Work to be completed:
Reproduce the passage of the stolen-tools forum thread from "Maybe check out" up to and including "(Dec 31, 2010)", substituting "Canucks" for every occurrence of "Leafs".

Text segment:
__________________________________________________
# tools got stolen



## slapshot (Oct 15, 2011)

So, most of my tools got stolen the other day. Does anybody know if you could buy used taping tools anywhere in Calgary? Is anybody selling any tools? if anybody could help me out with this would be greatly appreciated


----------



## 2buckcanuck (Jul 9, 2010)

Sorry to hear about your loss there slapshot (good name), no chance on finding out who stole them, so you can torture , then kill them:furious:

Maybe check out all wall or wall tools on line, I was very shocked at the sticker price on a complete set. still around $3,000 or so. But I almost paid that amount just for a new Bazooka years ago.

Do they got kijiji in your area, I think they do

And so your going to face another loss, your Flames against the Leafs tomorrow night.:jester::jester:

Go Leafs Go


----------



## Bazooka-Joe (Dec 31, 2010)
__________________________________________________
Source data:

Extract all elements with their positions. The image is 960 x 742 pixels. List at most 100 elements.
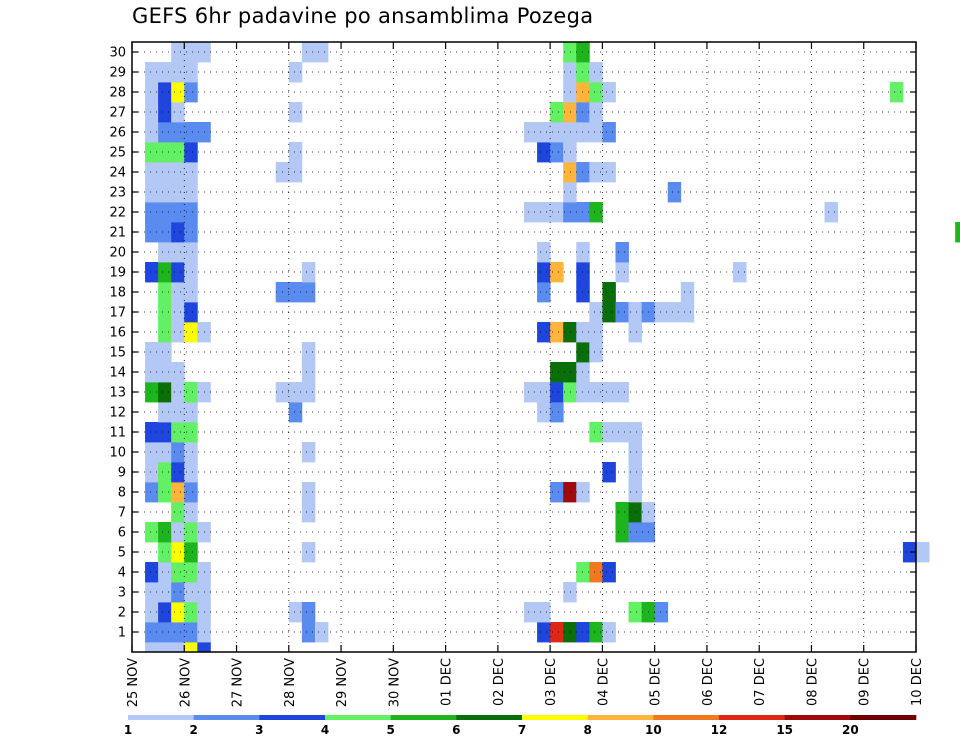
__________________________________________________
Result of the task:
Maybe check out all wall or wall tools on line, I was very shocked at the sticker price on a complete set. still around $3,000 or so. But I almost paid that amount just for a new Bazooka years ago.

Do they got kijiji in your area, I think they do

And so your going to face another loss, your Flames against the Canucks tomorrow night.:jester::jester:

Go Canucks Go


----------



## Bazooka-Joe (Dec 31, 2010)